[題目 A] 在這篇省選日記裡，作者想了多久仍沒有進展？
[題目 B] 請從這篇省選日記最後一句之後接著寫下去。

[節選原文]
##########

省選日記 Day \(11\) - Day \(15\)

Day \(11\) Apr 14, 2022, Thursday

SDOI2019 染色

一開始一眼看出 \(O(n^3)\) 的做法, 設 \(f_{i, j, k}\) 表示計算到第 \(i\) 列, \((i, 1)\) 為顏色 \(j\), \((i, 2)\) 為顏色 \(k\) 的方案數. 統計 \(U_{i, j}\) 作為所有 \(f_{i, j, x}\) 的總和, 統計 \(D_{i, j}\) 作為所有 \(f_{i, x, j}\) 的總和, \(Sum_i\) 作為所有 \(f\), 轉移是:

\[f_{i, j, k} = Sum_{i - 1} - U_{i - 1, j} - D_{i - 1, k} + f_{i - 1, j, k} \]

然後把和已經確定的位置的顏色相悖的 \(f\)

值賦為 \(0\). 我一直認為這個題需要什麼奇妙科技以至於想了一個小時沒有進展, 看了兩眼題解發現貌似用不到什麼奇技淫巧, 也是從這個暴力 DP 上發展而來的, 於是繼續之前的 DP 進行優化.

##########

[提供資料]
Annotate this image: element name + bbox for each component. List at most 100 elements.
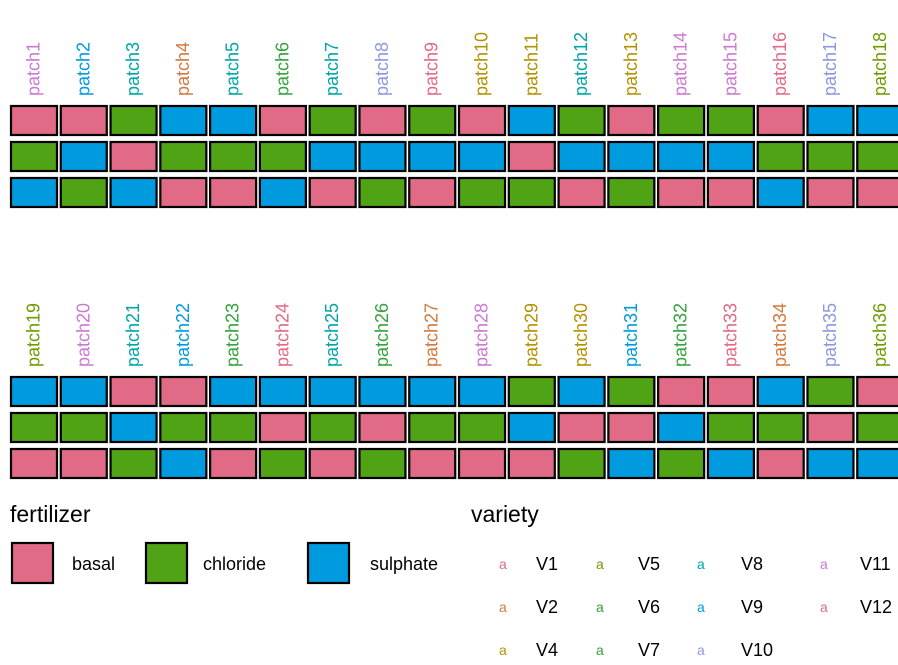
tile-patch21-chloride [109, 447, 158, 480]
tile-patch18-chloride [856, 140, 898, 173]
tile-patch22-sulphate [159, 447, 208, 480]
tile-patch17-sulphate [806, 104, 855, 137]
tile-patch20-basal [59, 447, 108, 480]
patch-label: patch17 [820, 32, 840, 96]
patch-label: patch4 [173, 42, 193, 96]
tile-patch26-sulphate [358, 375, 407, 408]
patch-label: patch11 [521, 33, 541, 96]
tile-patch34-sulphate [756, 375, 805, 408]
tile-patch4-chloride [159, 140, 208, 173]
fertilizer-legend-label: sulphate [370, 554, 438, 574]
tile-patch5-chloride [209, 140, 258, 173]
tile-patch1-chloride [9, 140, 59, 173]
variety-legend-label: V7 [638, 640, 660, 660]
tile-patch20-sulphate [59, 375, 108, 408]
patch-label: patch25 [322, 303, 342, 367]
tile-patch30-chloride [557, 447, 606, 480]
variety-legend-label: V2 [536, 597, 558, 617]
tile-patch8-basal [358, 104, 407, 137]
variety-legend-label: V11 [860, 554, 891, 574]
fertilizer-key-basal [10, 541, 55, 585]
tile-patch4-basal [159, 176, 208, 209]
patch-label: patch1 [24, 42, 44, 96]
tile-patch32-sulphate [657, 411, 706, 444]
tile-patch36-basal [856, 375, 898, 408]
variety-key-glyph: a [499, 642, 507, 658]
tile-patch13-chloride [607, 176, 656, 209]
tile-patch2-chloride [59, 176, 108, 209]
variety-key-glyph: a [596, 599, 604, 615]
patch-label: patch12 [571, 32, 591, 96]
patch-label: patch6 [272, 42, 292, 96]
patch-label: patch29 [521, 303, 541, 367]
fertilizer-legend: fertilizer basal chloride sulphate [10, 501, 438, 585]
tile-patch19-chloride [9, 411, 59, 444]
patch-label: patch15 [720, 32, 740, 96]
tile-patch13-sulphate [607, 140, 656, 173]
variety-key-glyph: a [820, 556, 828, 572]
tile-patch22-basal [159, 375, 208, 408]
tile-patch15-chloride [706, 104, 756, 137]
panel-1: patch1 patch2 patch3 patch4 patch5 patch6 patc… [9, 32, 898, 209]
tile-patch18-basal [856, 176, 898, 209]
variety-key-glyph: a [697, 556, 705, 572]
tile-patch15-basal [706, 176, 756, 209]
patch-label: patch31 [621, 303, 641, 367]
patch-label: patch10 [472, 32, 492, 96]
tile-patch17-chloride [806, 140, 855, 173]
variety-key-glyph: a [820, 599, 828, 615]
tile-patch17-basal [806, 176, 855, 209]
patch-label: patch18 [870, 32, 890, 96]
variety-key-glyph: a [697, 642, 705, 658]
tile-patch3-sulphate [109, 176, 158, 209]
patch-label: patch27 [422, 303, 442, 367]
tile-patch16-basal [756, 104, 805, 137]
patch-label: patch13 [621, 32, 641, 96]
tile-patch34-basal [756, 447, 805, 480]
tile-patch23-sulphate [209, 375, 258, 408]
patch-label: patch21 [123, 303, 143, 367]
tile-patch11-sulphate [507, 104, 556, 137]
tile-patch12-chloride [557, 104, 606, 137]
variety-legend-label: V1 [536, 554, 558, 574]
tile-patch28-basal [457, 447, 507, 480]
tile-patch20-chloride [59, 411, 108, 444]
variety-legend-label: V12 [860, 597, 892, 617]
fertilizer-legend-title: fertilizer [10, 501, 91, 527]
tile-patch35-sulphate [806, 447, 855, 480]
tile-patch34-chloride [756, 411, 805, 444]
patch-label: patch32 [671, 303, 691, 367]
tile-patch24-sulphate [258, 375, 307, 408]
tile-patch2-sulphate [59, 140, 108, 173]
variety-key-glyph: a [499, 556, 507, 572]
tile-patch29-chloride [507, 375, 556, 408]
tile-patch10-basal [457, 104, 507, 137]
fertilizer-key-sulphate [306, 541, 351, 585]
tile-patch10-chloride [457, 176, 507, 209]
tile-patch8-chloride [358, 176, 407, 209]
tile-patch25-basal [308, 447, 357, 480]
tile-patch23-chloride [209, 411, 258, 444]
tile-patch26-chloride [358, 447, 407, 480]
patch-label: patch20 [73, 303, 93, 367]
tile-patch29-basal [507, 447, 556, 480]
tile-patch31-sulphate [607, 447, 656, 480]
patch-label: patch28 [472, 303, 492, 367]
tile-patch6-basal [258, 104, 307, 137]
patch-label: patch19 [24, 303, 44, 367]
tile-patch21-sulphate [109, 411, 158, 444]
tile-patch19-basal [9, 447, 59, 480]
variety-legend-title: variety [471, 501, 539, 527]
tile-patch36-chloride [856, 411, 898, 444]
patch-label: patch30 [571, 303, 591, 367]
tile-patch18-sulphate [856, 104, 898, 137]
variety-legend-label: V4 [536, 640, 558, 660]
tile-patch8-sulphate [358, 140, 407, 173]
tile-patch27-chloride [408, 411, 457, 444]
patch-label: patch8 [372, 42, 392, 96]
tile-patch21-basal [109, 375, 158, 408]
tile-patch3-chloride [109, 104, 158, 137]
tile-patch27-sulphate [408, 375, 457, 408]
tile-patch16-sulphate [756, 176, 805, 209]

##########

[作答結果 A] 想了一個小時都沒有進展。

[作答結果 B]
如果滾動陣列, 可以寫成:

\[f_{i, j} += Sum - U_i - D_j \]

發現這個東西可以轉化為全域性加法, 行減, 列減, 全域性求和, 行求和, 列求和, 只保留某行或某列的歸零, 只保留單點的歸零, 對角線刪除. 行減列減容易維護, 只需要每行每列記錄增加數量總和 \(PR_i\), \(PC_i\), 全域性操作也是一樣, 只需要記錄全域性每個元素增加的數量總和 \(Pl\)

. 對於單點修改, 我們記錄一個矩陣 \(f_{i, j}\) 表示每個點增加的數量總和, 維護 \(Sum\) 表示矩陣 \(f\) 的總和, \(U_i\) 和 \(D_i\) 仍然表示矩陣第 \(i\) 行和第 \(i\) 列的總和.

全域性總和是 \(Sum + c(c - 1)Pl + (c - 1)\sum_{i = 1}^n (PR_i + PC_i)\), 第 \(i\) 行的總和是 \(U_i + (c - 1)(Pl + PR_i) + \sum_{j = 1, j \neq i}^n PC_j\), 第 \(i\) 列的總和是 \(D_i + (c - 1)(Pl + PC_i) + \sum_{j = 1, j \neq i}^n PR_j\)

.

最後是歸零, 我們求一個單點的值的時間是 \(O(1)\) 的, 所以可以在 \(O(c)\) 之內求出所有保留位置的值, 直接賦到 \(f\) 裡面, 清空所有的 \(PR\), \(PC\), \(Pl\) 值. 我們發現, \(f\) 最多同時只有一行或一列或一個點有值, 所以不如直接存行的總和和列的總和來代表 \(f\).

直接做可以搞到 \(96'\) 的好成績.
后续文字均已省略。